## WHAT YOU WILL DO:
What number of lines contain the word "title"? Reply with the number and nothing else.

## Dataset items:

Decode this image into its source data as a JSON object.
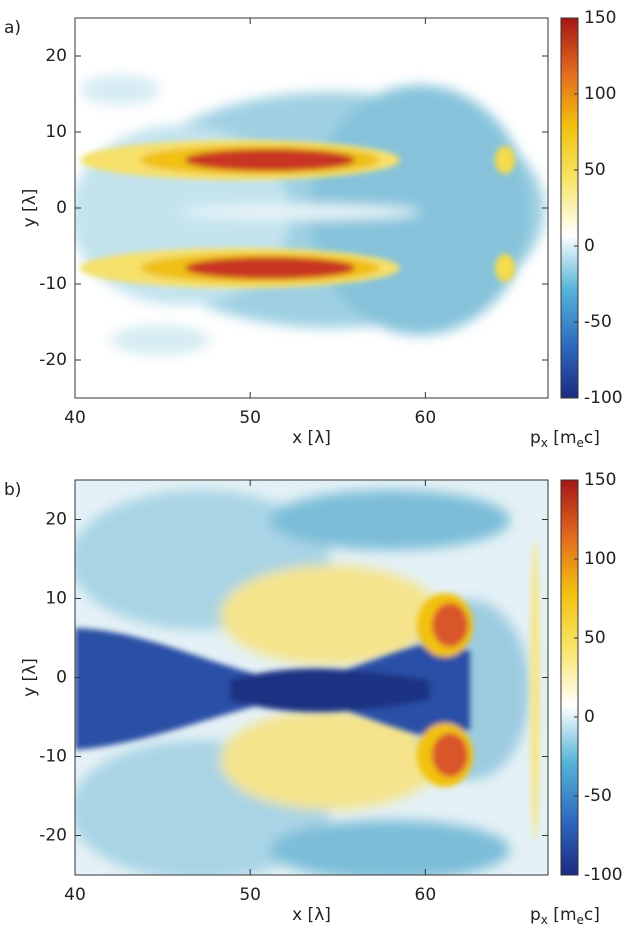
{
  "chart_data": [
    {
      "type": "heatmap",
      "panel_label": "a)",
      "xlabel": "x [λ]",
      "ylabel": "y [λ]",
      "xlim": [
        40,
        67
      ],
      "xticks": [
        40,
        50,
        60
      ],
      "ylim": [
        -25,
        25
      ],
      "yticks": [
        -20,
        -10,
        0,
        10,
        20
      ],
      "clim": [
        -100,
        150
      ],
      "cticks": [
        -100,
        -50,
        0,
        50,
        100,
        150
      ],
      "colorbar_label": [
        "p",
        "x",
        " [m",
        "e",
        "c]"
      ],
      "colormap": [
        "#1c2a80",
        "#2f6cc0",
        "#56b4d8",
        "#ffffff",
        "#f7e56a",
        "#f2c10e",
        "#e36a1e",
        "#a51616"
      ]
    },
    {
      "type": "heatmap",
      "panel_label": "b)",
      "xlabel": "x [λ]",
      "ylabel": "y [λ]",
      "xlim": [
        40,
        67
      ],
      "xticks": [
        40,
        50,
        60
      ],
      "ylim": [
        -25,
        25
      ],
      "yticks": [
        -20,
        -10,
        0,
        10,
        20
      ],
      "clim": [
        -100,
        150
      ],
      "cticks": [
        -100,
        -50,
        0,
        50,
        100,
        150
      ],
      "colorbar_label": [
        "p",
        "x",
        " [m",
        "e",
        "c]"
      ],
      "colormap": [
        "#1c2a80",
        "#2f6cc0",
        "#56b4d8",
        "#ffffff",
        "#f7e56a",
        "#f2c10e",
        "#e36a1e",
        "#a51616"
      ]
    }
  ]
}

---

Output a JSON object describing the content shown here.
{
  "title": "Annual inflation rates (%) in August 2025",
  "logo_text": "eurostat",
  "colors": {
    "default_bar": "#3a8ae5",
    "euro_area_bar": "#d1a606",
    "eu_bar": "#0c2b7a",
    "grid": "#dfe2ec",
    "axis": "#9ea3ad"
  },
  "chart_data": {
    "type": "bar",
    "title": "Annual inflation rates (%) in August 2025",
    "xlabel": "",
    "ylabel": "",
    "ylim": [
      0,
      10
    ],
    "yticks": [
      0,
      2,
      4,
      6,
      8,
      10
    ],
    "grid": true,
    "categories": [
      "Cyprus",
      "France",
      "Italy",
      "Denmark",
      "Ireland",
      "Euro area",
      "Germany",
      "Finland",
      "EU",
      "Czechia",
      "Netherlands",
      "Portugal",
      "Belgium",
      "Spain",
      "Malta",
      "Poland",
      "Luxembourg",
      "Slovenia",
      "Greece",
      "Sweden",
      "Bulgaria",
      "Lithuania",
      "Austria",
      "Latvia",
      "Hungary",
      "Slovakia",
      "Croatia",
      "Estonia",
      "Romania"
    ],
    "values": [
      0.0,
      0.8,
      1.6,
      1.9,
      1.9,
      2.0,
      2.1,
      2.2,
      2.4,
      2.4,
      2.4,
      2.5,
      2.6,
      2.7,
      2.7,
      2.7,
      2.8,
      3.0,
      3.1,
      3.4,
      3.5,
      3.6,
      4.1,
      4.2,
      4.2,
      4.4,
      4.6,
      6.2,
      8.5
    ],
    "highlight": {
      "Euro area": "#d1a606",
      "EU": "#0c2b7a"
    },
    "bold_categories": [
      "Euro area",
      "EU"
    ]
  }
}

## THE OUTPUT:
2